## Task directions
Please repeat all of the listing exactly.

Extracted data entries
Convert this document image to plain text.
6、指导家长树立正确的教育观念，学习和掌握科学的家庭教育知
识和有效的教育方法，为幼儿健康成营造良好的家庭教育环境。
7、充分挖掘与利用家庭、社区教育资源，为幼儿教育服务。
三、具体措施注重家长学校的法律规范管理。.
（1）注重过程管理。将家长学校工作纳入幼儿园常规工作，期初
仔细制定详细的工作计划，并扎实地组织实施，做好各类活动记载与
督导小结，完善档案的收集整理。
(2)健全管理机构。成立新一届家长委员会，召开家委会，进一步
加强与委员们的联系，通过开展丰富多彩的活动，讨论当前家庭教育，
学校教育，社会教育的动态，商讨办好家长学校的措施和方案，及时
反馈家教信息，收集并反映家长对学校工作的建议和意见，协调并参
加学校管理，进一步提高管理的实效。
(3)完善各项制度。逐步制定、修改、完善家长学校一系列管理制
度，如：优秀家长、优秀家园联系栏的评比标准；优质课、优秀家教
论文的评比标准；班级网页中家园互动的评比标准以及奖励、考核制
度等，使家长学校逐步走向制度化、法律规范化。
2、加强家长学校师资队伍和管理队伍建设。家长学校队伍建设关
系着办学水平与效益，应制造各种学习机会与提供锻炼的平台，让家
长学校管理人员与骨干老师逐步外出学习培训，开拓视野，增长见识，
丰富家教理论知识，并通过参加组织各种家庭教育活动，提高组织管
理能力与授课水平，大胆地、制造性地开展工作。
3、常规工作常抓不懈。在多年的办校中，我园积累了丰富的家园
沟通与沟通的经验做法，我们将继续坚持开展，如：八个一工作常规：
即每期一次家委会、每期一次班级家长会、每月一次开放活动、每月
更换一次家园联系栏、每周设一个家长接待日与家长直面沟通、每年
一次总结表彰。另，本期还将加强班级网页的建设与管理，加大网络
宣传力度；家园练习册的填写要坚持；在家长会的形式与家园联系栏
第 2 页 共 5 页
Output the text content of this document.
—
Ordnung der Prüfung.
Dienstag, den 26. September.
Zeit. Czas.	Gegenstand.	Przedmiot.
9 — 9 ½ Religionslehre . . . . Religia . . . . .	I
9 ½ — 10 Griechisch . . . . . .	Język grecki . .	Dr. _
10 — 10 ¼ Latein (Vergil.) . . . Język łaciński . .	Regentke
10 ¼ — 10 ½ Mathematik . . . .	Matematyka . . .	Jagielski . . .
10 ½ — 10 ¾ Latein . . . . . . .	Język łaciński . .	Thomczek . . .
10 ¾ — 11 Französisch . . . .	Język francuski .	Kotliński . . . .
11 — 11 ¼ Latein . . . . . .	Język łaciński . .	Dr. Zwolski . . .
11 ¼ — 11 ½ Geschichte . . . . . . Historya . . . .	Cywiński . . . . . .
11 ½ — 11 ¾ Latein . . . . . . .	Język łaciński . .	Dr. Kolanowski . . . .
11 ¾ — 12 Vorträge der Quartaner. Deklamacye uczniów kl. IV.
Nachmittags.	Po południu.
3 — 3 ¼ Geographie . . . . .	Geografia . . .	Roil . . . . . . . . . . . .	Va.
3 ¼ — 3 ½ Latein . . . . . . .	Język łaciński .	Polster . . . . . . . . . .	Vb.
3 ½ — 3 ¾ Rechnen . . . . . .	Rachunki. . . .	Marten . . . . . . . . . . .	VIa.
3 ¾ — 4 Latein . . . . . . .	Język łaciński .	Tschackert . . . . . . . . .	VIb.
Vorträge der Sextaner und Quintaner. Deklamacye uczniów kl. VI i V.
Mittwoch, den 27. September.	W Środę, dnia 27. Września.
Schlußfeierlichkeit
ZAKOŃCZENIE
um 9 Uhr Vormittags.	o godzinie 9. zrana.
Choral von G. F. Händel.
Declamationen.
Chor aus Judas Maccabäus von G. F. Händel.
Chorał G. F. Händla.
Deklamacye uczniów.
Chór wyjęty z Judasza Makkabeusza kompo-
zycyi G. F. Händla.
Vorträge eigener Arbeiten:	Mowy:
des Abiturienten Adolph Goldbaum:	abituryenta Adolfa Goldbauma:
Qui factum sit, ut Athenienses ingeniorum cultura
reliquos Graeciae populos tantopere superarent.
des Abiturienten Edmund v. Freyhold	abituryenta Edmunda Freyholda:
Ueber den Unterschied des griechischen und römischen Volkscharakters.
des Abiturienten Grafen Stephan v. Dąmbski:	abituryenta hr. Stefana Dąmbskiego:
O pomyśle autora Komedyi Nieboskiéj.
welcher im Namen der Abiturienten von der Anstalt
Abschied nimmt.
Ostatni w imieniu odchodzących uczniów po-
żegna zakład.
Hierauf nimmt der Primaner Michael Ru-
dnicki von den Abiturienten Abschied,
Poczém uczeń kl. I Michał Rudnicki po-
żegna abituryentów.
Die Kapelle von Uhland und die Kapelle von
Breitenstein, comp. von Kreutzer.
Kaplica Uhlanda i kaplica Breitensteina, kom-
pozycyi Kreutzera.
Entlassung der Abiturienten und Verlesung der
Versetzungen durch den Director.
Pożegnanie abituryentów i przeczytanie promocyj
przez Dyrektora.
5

## Answer below
Convert this document image to plain text.
6、指导家长树立正确的教育观念，学习和掌握科学的家庭教育知
识和有效的教育方法，为幼儿健康成营造良好的家庭教育环境。
7、充分挖掘与利用家庭、社区教育资源，为幼儿教育服务。
三、具体措施注重家长学校的法律规范管理。.
（1）注重过程管理。将家长学校工作纳入幼儿园常规工作，期初
仔细制定详细的工作计划，并扎实地组织实施，做好各类活动记载与
督导小结，完善档案的收集整理。
(2)健全管理机构。成立新一届家长委员会，召开家委会，进一步
加强与委员们的联系，通过开展丰富多彩的活动，讨论当前家庭教育，
学校教育，社会教育的动态，商讨办好家长学校的措施和方案，及时
反馈家教信息，收集并反映家长对学校工作的建议和意见，协调并参
加学校管理，进一步提高管理的实效。
(3)完善各项制度。逐步制定、修改、完善家长学校一系列管理制
度，如：优秀家长、优秀家园联系栏的评比标准；优质课、优秀家教
论文的评比标准；班级网页中家园互动的评比标准以及奖励、考核制
度等，使家长学校逐步走向制度化、法律规范化。
2、加强家长学校师资队伍和管理队伍建设。家长学校队伍建设关
系着办学水平与效益，应制造各种学习机会与提供锻炼的平台，让家
长学校管理人员与骨干老师逐步外出学习培训，开拓视野，增长见识，
丰富家教理论知识，并通过参加组织各种家庭教育活动，提高组织管
理能力与授课水平，大胆地、制造性地开展工作。
3、常规工作常抓不懈。在多年的办校中，我园积累了丰富的家园
沟通与沟通的经验做法，我们将继续坚持开展，如：八个一工作常规：
即每期一次家委会、每期一次班级家长会、每月一次开放活动、每月
更换一次家园联系栏、每周设一个家长接待日与家长直面沟通、每年
一次总结表彰。另，本期还将加强班级网页的建设与管理，加大网络
宣传力度；家园练习册的填写要坚持；在家长会的形式与家园联系栏
第 2 页 共 5 页
Output the text content of this document.
—
Ordnung der Prüfung.
Dienstag, den 26. September.
Zeit. Czas.	Gegenstand.	Przedmiot.
9 — 9 ½ Religionslehre . . . . Religia . . . . .	I
9 ½ — 10 Griechisch . . . . . .	Język grecki . .	Dr. _
10 — 10 ¼ Latein (Vergil.) . . . Język łaciński . .	Regentke
10 ¼ — 10 ½ Mathematik . . . .	Matematyka . . .	Jagielski . . .
10 ½ — 10 ¾ Latein . . . . . . .	Język łaciński . .	Thomczek . . .
10 ¾ — 11 Französisch . . . .	Język francuski .	Kotliński . . . .
11 — 11 ¼ Latein . . . . . .	Język łaciński . .	Dr. Zwolski . . .
11 ¼ — 11 ½ Geschichte . . . . . . Historya . . . .	Cywiński . . . . . .
11 ½ — 11 ¾ Latein . . . . . . .	Język łaciński . .	Dr. Kolanowski . . . .
11 ¾ — 12 Vorträge der Quartaner. Deklamacye uczniów kl. IV.
Nachmittags.	Po południu.
3 — 3 ¼ Geographie . . . . .	Geografia . . .	Roil . . . . . . . . . . . .	Va.
3 ¼ — 3 ½ Latein . . . . . . .	Język łaciński .	Polster . . . . . . . . . .	Vb.
3 ½ — 3 ¾ Rechnen . . . . . .	Rachunki. . . .	Marten . . . . . . . . . . .	VIa.
3 ¾ — 4 Latein . . . . . . .	Język łaciński .	Tschackert . . . . . . . . .	VIb.
Vorträge der Sextaner und Quintaner. Deklamacye uczniów kl. VI i V.
Mittwoch, den 27. September.	W Środę, dnia 27. Września.
Schlußfeierlichkeit
ZAKOŃCZENIE
um 9 Uhr Vormittags.	o godzinie 9. zrana.
Choral von G. F. Händel.
Declamationen.
Chor aus Judas Maccabäus von G. F. Händel.
Chorał G. F. Händla.
Deklamacye uczniów.
Chór wyjęty z Judasza Makkabeusza kompo-
zycyi G. F. Händla.
Vorträge eigener Arbeiten:	Mowy:
des Abiturienten Adolph Goldbaum:	abituryenta Adolfa Goldbauma:
Qui factum sit, ut Athenienses ingeniorum cultura
reliquos Graeciae populos tantopere superarent.
des Abiturienten Edmund v. Freyhold	abituryenta Edmunda Freyholda:
Ueber den Unterschied des griechischen und römischen Volkscharakters.
des Abiturienten Grafen Stephan v. Dąmbski:	abituryenta hr. Stefana Dąmbskiego:
O pomyśle autora Komedyi Nieboskiéj.
welcher im Namen der Abiturienten von der Anstalt
Abschied nimmt.
Ostatni w imieniu odchodzących uczniów po-
żegna zakład.
Hierauf nimmt der Primaner Michael Ru-
dnicki von den Abiturienten Abschied,
Poczém uczeń kl. I Michał Rudnicki po-
żegna abituryentów.
Die Kapelle von Uhland und die Kapelle von
Breitenstein, comp. von Kreutzer.
Kaplica Uhlanda i kaplica Breitensteina, kom-
pozycyi Kreutzera.
Entlassung der Abiturienten und Verlesung der
Versetzungen durch den Director.
Pożegnanie abituryentów i przeczytanie promocyj
przez Dyrektora.
5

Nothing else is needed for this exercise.